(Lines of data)

□ □ □ □ □ □ □

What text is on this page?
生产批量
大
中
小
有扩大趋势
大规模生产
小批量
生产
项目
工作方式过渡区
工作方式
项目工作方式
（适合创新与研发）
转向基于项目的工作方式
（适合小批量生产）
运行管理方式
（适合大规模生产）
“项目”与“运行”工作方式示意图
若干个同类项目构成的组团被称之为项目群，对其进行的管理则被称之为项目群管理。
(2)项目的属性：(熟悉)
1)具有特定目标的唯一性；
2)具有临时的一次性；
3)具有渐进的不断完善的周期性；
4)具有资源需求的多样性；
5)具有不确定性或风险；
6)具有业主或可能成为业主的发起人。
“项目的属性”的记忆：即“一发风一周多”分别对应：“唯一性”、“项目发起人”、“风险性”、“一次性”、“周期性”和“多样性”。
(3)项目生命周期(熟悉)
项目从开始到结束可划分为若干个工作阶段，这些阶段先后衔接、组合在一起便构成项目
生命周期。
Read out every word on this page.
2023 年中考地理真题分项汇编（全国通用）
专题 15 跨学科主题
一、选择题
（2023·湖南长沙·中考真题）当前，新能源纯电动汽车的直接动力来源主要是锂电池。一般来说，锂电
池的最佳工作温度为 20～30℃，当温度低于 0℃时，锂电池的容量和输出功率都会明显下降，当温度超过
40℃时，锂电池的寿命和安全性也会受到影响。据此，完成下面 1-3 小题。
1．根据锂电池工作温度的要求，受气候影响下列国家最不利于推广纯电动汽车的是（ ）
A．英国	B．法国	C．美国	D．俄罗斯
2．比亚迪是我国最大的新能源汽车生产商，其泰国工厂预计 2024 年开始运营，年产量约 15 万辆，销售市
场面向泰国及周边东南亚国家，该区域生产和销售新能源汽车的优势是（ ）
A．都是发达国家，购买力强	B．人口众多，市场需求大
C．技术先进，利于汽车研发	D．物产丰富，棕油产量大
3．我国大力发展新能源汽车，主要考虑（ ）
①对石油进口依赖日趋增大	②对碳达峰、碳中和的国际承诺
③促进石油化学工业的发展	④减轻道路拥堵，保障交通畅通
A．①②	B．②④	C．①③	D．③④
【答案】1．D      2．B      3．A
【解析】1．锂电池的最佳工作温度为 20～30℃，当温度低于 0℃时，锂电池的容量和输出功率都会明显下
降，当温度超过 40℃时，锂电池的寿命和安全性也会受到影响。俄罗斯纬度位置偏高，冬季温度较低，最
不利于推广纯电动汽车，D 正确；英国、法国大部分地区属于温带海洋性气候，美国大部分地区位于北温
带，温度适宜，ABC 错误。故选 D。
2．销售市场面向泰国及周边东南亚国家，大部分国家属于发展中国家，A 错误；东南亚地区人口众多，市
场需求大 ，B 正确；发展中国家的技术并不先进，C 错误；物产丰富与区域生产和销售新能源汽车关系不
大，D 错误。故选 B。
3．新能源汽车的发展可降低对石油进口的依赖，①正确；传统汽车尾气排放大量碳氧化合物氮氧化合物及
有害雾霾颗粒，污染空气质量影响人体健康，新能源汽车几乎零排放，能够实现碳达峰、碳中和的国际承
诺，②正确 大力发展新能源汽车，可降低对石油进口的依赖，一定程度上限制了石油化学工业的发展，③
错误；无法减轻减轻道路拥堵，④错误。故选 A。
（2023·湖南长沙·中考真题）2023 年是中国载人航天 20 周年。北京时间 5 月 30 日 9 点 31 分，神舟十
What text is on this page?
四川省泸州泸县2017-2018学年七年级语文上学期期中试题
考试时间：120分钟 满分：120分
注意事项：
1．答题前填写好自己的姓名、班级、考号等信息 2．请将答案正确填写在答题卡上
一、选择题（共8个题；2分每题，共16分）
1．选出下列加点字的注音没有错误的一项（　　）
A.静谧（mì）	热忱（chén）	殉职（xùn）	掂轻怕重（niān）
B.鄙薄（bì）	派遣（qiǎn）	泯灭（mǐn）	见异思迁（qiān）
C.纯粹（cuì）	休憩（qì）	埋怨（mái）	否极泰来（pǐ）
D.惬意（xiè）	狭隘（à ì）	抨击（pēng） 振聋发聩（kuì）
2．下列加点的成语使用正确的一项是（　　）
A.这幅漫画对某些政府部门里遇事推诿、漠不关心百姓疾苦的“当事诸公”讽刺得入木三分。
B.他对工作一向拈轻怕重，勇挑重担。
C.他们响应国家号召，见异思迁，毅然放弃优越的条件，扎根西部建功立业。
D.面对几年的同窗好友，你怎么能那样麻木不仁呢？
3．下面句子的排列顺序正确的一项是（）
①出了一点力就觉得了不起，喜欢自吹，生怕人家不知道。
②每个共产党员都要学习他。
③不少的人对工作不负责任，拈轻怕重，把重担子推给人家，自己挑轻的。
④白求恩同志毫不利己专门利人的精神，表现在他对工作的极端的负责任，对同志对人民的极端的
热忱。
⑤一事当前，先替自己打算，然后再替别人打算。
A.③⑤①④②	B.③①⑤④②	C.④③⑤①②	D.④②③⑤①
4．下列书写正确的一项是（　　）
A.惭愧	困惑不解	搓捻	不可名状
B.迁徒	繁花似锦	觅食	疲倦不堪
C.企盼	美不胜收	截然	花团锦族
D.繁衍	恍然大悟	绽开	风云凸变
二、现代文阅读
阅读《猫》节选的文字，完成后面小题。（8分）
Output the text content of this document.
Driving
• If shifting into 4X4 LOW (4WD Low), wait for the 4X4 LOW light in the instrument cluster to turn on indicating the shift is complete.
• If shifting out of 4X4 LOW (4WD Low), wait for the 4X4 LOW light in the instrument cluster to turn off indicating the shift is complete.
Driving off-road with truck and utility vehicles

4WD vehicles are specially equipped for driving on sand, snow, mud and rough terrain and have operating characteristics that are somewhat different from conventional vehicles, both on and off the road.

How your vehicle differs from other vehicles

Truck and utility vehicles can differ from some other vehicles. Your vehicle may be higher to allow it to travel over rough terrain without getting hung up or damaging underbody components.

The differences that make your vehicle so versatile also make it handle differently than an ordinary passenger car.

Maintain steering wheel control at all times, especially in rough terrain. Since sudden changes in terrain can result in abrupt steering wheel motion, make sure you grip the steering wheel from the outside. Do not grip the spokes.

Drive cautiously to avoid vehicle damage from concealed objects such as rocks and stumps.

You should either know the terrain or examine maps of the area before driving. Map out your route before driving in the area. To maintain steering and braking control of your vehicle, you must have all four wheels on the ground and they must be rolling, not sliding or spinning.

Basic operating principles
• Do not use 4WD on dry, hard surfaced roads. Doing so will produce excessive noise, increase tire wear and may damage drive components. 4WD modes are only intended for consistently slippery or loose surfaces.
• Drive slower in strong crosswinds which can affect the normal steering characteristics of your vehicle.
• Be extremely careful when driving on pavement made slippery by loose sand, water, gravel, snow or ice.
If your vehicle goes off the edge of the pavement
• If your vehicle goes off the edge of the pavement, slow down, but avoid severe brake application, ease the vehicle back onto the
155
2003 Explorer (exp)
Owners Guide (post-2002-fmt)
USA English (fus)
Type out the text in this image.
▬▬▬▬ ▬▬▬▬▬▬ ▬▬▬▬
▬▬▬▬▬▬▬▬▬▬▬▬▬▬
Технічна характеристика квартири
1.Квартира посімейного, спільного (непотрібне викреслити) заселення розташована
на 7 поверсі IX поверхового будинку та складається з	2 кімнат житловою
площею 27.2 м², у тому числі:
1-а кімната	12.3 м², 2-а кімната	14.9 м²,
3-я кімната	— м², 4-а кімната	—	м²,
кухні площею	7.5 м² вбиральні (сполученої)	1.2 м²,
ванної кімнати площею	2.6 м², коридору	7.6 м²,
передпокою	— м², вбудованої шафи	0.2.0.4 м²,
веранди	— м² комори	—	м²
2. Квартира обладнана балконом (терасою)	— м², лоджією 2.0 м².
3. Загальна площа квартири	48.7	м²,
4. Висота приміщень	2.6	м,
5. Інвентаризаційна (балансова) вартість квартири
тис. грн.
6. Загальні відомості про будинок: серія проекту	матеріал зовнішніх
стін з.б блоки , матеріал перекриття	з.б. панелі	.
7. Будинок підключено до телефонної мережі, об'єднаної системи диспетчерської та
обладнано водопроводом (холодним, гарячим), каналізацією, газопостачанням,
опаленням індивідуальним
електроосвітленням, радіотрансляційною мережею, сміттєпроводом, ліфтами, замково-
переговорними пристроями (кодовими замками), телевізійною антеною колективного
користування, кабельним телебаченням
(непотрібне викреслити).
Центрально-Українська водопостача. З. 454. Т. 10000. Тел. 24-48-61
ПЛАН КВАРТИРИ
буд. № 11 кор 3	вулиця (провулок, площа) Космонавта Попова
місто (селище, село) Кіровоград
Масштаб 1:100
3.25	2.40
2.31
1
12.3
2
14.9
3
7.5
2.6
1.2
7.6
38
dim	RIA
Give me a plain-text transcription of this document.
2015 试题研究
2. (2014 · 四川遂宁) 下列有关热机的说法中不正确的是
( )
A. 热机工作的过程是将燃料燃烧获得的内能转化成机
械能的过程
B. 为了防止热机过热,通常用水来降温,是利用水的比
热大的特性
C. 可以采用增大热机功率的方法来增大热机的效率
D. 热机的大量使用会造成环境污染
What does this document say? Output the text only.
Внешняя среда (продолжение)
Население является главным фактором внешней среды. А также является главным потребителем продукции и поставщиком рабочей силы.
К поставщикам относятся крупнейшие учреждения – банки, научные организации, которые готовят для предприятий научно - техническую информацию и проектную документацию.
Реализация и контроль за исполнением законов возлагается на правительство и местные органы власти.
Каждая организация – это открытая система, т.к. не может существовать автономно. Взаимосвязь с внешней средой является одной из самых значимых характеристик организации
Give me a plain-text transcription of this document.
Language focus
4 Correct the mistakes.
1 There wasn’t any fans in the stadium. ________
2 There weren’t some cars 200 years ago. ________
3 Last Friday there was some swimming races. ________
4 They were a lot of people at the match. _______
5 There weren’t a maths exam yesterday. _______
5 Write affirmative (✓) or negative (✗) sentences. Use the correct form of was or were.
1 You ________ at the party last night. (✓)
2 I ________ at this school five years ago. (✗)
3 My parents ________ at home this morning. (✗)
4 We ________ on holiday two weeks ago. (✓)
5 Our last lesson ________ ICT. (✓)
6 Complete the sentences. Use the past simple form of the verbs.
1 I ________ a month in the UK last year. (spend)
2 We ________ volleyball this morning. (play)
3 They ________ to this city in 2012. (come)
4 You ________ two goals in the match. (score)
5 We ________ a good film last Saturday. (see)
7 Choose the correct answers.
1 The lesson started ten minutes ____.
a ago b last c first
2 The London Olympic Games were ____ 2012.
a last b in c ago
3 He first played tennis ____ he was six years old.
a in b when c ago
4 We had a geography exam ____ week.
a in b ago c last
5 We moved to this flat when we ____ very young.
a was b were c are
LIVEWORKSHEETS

□ □ □ □ □ □ □

**STATED PROBLEM**. Gather all lines from the listing above in which "steering" occurs.

**OUTPUT OF THE TASK**.
Maintain steering wheel control at all times, especially in rough terrain. Since sudden changes in terrain can result in abrupt steering wheel motion, make sure you grip the steering wheel from the outside. Do not grip the spokes.
You should either know the terrain or examine maps of the area before driving. Map out your route before driving in the area. To maintain steering and braking control of your vehicle, you must have all four wheels on the ground and they must be rolling, not sliding or spinning.
• Drive slower in strong crosswinds which can affect the normal steering characteristics of your vehicle.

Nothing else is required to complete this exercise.